**Goal**. No images are to be carried over; print all other material exactly as it stands.
###
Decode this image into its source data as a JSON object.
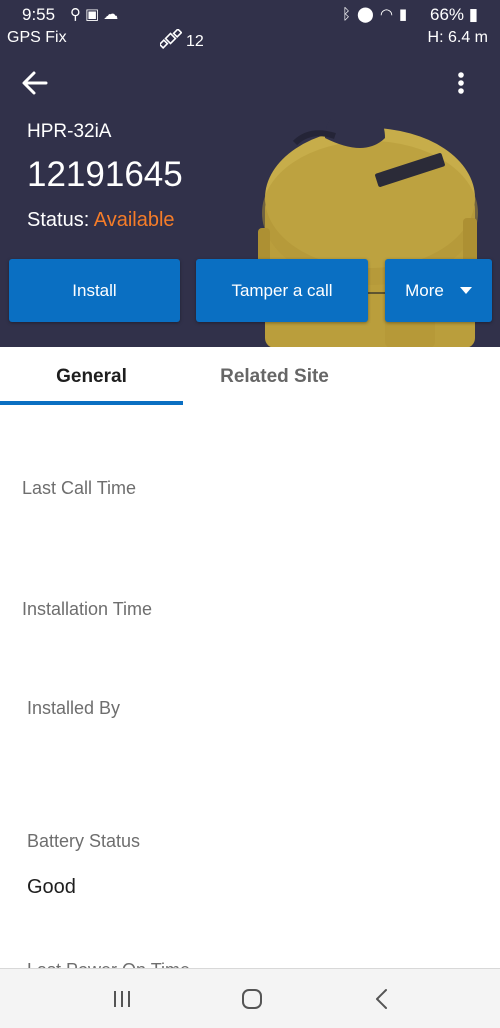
{
  "status_bar": {
    "time": "9:55",
    "battery_percent": "66%",
    "left_icons": [
      "usb-icon",
      "image-icon",
      "cloud-icon"
    ],
    "right_icons": [
      "bluetooth-icon",
      "location-icon",
      "wifi-icon",
      "signal-icon",
      "battery-icon"
    ]
  },
  "gps_bar": {
    "fix_label": "GPS Fix",
    "satellite_count": "12",
    "height": "H: 6.4 m"
  },
  "device": {
    "model": "HPR-32iA",
    "serial": "12191645",
    "status_label": "Status: ",
    "status_value": "Available"
  },
  "actions": {
    "install": "Install",
    "tamper": "Tamper a call",
    "more": "More"
  },
  "tabs": [
    {
      "label": "General",
      "active": true
    },
    {
      "label": "Related Site",
      "active": false
    }
  ],
  "fields": {
    "last_call_time": {
      "label": "Last Call Time",
      "value": ""
    },
    "installation_time": {
      "label": "Installation Time",
      "value": ""
    },
    "installed_by": {
      "label": "Installed By",
      "value": ""
    },
    "battery_status": {
      "label": "Battery Status",
      "value": "Good"
    },
    "next_field_partial": "Last Power On Time"
  },
  "colors": {
    "header_bg": "#31314a",
    "accent_blue": "#0a6fc2",
    "status_orange": "#f57c28"
  }
}
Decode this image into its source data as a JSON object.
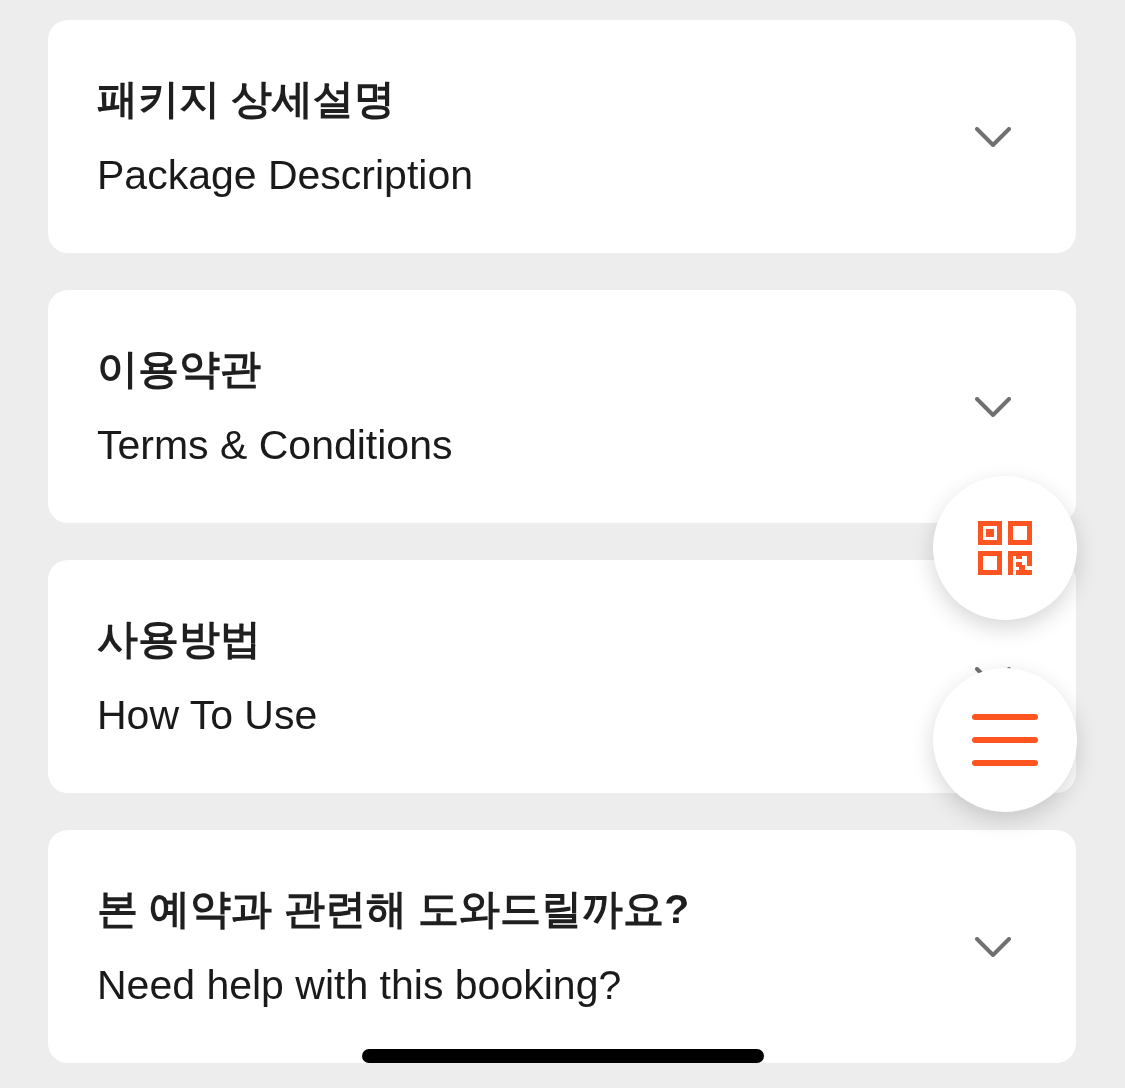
{
  "sections": [
    {
      "title": "패키지 상세설명",
      "subtitle": "Package Description",
      "expanded": false
    },
    {
      "title": "이용약관",
      "subtitle": "Terms & Conditions",
      "expanded": false
    },
    {
      "title": "사용방법",
      "subtitle": "How To Use",
      "expanded": false
    },
    {
      "title": "본 예약과 관련해 도와드릴까요?",
      "subtitle": "Need help with this booking?",
      "expanded": false
    }
  ]
}
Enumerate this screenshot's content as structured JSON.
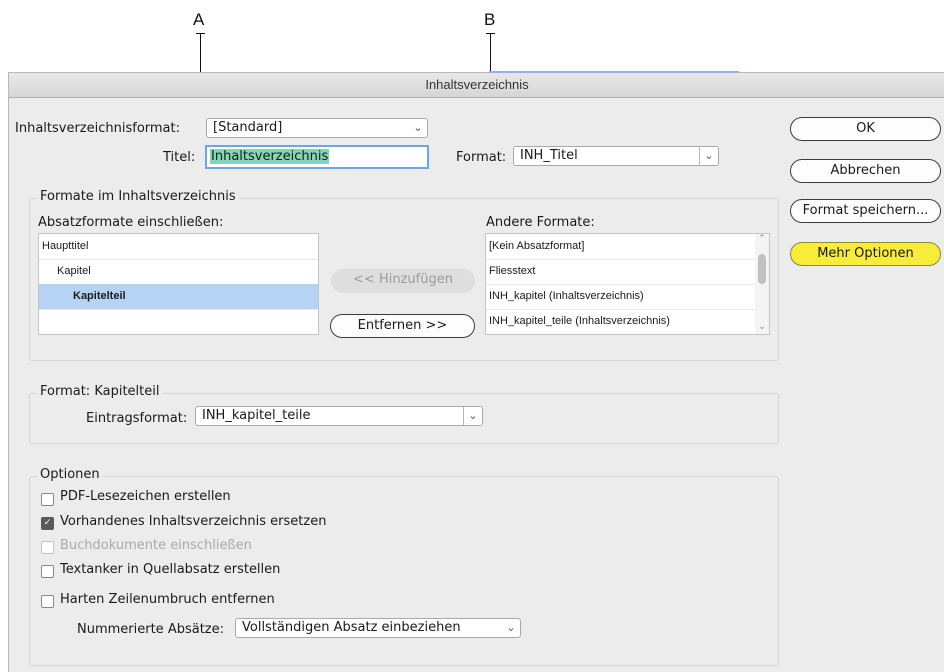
###
**Response to this task**.
Decode this image into its source data as a JSON object.
{
  "status_bar": {
    "time": "9:55",
    "battery_percent": "66%",
    "left_icons": [
      "usb-icon",
      "image-icon",
      "cloud-icon"
    ],
    "right_icons": [
      "bluetooth-icon",
      "location-icon",
      "wifi-icon",
      "signal-icon",
      "battery-icon"
    ]
  },
  "gps_bar": {
    "fix_label": "GPS Fix",
    "satellite_count": "12",
    "height": "H: 6.4 m"
  },
  "device": {
    "model": "HPR-32iA",
    "serial": "12191645",
    "status_label": "Status: ",
    "status_value": "Available"
  },
  "actions": {
    "install": "Install",
    "tamper": "Tamper a call",
    "more": "More"
  },
  "tabs": [
    {
      "label": "General",
      "active": true
    },
    {
      "label": "Related Site",
      "active": false
    }
  ],
  "fields": {
    "last_call_time": {
      "label": "Last Call Time",
      "value": ""
    },
    "installation_time": {
      "label": "Installation Time",
      "value": ""
    },
    "installed_by": {
      "label": "Installed By",
      "value": ""
    },
    "battery_status": {
      "label": "Battery Status",
      "value": "Good"
    },
    "next_field_partial": "Last Power On Time"
  },
  "colors": {
    "header_bg": "#31314a",
    "accent_blue": "#0a6fc2",
    "status_orange": "#f57c28"
  }
}
Decode this image into its source data as a JSON object.
{
  "sections": [
    {
      "title": "패키지 상세설명",
      "subtitle": "Package Description",
      "expanded": false
    },
    {
      "title": "이용약관",
      "subtitle": "Terms & Conditions",
      "expanded": false
    },
    {
      "title": "사용방법",
      "subtitle": "How To Use",
      "expanded": false
    },
    {
      "title": "본 예약과 관련해 도와드릴까요?",
      "subtitle": "Need help with this booking?",
      "expanded": false
    }
  ]
}
Enumerate this screenshot's content as structured JSON.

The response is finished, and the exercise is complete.